-- begin Recorded information --

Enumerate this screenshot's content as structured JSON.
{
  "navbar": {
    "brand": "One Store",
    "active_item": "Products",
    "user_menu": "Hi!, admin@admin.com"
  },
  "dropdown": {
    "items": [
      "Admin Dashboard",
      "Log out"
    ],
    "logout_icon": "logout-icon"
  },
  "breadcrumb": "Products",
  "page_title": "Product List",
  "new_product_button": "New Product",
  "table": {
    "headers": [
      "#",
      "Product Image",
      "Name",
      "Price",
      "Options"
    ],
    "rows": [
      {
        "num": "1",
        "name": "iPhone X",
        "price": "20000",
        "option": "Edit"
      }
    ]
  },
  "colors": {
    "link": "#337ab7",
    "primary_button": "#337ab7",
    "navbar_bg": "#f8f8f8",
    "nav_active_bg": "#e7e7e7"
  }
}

-- end Recorded information --

== What you will do ==
Read through the data and copy every line where "Products" shows up.

== Exercise output ==
    "active_item": "Products",
  "breadcrumb": "Products",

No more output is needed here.